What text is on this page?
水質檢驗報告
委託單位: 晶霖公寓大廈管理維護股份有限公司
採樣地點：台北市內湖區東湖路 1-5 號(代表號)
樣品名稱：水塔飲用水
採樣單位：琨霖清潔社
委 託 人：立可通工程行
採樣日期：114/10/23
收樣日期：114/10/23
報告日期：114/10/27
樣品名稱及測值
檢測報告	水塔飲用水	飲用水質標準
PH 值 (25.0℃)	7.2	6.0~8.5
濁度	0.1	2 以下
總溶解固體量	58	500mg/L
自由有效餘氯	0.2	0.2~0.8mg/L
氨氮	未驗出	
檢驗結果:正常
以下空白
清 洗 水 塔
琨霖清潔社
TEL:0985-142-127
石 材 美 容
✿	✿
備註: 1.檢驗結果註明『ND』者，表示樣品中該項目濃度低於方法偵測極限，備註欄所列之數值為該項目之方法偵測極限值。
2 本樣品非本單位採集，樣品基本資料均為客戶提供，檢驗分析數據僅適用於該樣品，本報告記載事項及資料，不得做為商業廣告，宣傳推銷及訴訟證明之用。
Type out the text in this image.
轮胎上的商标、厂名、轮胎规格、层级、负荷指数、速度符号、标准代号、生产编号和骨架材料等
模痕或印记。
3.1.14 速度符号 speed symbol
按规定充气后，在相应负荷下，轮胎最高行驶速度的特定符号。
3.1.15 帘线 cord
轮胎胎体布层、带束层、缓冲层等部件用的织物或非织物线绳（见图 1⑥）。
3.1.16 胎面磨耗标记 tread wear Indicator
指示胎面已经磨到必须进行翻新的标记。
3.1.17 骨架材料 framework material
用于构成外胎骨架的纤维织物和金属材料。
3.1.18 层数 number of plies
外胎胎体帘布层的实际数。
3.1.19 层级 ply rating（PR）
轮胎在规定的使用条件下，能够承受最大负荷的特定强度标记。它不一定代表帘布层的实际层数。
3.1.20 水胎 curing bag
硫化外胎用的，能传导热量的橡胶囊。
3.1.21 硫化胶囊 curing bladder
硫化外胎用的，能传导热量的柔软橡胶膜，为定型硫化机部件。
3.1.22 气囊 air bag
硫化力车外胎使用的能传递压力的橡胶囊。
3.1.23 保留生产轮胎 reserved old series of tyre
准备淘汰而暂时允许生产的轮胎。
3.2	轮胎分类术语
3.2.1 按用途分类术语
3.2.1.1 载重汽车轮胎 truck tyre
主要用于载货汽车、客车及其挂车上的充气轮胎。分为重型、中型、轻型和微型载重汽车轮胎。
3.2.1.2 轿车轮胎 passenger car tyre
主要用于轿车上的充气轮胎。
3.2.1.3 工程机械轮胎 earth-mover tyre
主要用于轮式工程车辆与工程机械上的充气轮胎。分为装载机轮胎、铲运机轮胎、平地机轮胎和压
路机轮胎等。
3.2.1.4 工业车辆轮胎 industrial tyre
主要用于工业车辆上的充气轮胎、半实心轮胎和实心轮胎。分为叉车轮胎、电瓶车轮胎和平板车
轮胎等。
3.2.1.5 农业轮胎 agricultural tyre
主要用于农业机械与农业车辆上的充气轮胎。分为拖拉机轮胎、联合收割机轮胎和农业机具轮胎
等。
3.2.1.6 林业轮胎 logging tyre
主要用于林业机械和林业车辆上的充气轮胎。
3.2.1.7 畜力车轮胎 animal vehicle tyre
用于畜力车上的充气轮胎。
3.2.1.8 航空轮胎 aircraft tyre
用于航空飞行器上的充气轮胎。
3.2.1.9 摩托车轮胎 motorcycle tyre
-*-
Repeat only the stretch of lines that opens with the line containing "Type out the text in this image." and closes with the final line of the entries, both included, exactly as written.

**Finished exercise:**
Type out the text in this image.
轮胎上的商标、厂名、轮胎规格、层级、负荷指数、速度符号、标准代号、生产编号和骨架材料等
模痕或印记。
3.1.14 速度符号 speed symbol
按规定充气后，在相应负荷下，轮胎最高行驶速度的特定符号。
3.1.15 帘线 cord
轮胎胎体布层、带束层、缓冲层等部件用的织物或非织物线绳（见图 1⑥）。
3.1.16 胎面磨耗标记 tread wear Indicator
指示胎面已经磨到必须进行翻新的标记。
3.1.17 骨架材料 framework material
用于构成外胎骨架的纤维织物和金属材料。
3.1.18 层数 number of plies
外胎胎体帘布层的实际数。
3.1.19 层级 ply rating（PR）
轮胎在规定的使用条件下，能够承受最大负荷的特定强度标记。它不一定代表帘布层的实际层数。
3.1.20 水胎 curing bag
硫化外胎用的，能传导热量的橡胶囊。
3.1.21 硫化胶囊 curing bladder
硫化外胎用的，能传导热量的柔软橡胶膜，为定型硫化机部件。
3.1.22 气囊 air bag
硫化力车外胎使用的能传递压力的橡胶囊。
3.1.23 保留生产轮胎 reserved old series of tyre
准备淘汰而暂时允许生产的轮胎。
3.2	轮胎分类术语
3.2.1 按用途分类术语
3.2.1.1 载重汽车轮胎 truck tyre
主要用于载货汽车、客车及其挂车上的充气轮胎。分为重型、中型、轻型和微型载重汽车轮胎。
3.2.1.2 轿车轮胎 passenger car tyre
主要用于轿车上的充气轮胎。
3.2.1.3 工程机械轮胎 earth-mover tyre
主要用于轮式工程车辆与工程机械上的充气轮胎。分为装载机轮胎、铲运机轮胎、平地机轮胎和压
路机轮胎等。
3.2.1.4 工业车辆轮胎 industrial tyre
主要用于工业车辆上的充气轮胎、半实心轮胎和实心轮胎。分为叉车轮胎、电瓶车轮胎和平板车
轮胎等。
3.2.1.5 农业轮胎 agricultural tyre
主要用于农业机械与农业车辆上的充气轮胎。分为拖拉机轮胎、联合收割机轮胎和农业机具轮胎
等。
3.2.1.6 林业轮胎 logging tyre
主要用于林业机械和林业车辆上的充气轮胎。
3.2.1.7 畜力车轮胎 animal vehicle tyre
用于畜力车上的充气轮胎。
3.2.1.8 航空轮胎 aircraft tyre
用于航空飞行器上的充气轮胎。
3.2.1.9 摩托车轮胎 motorcycle tyre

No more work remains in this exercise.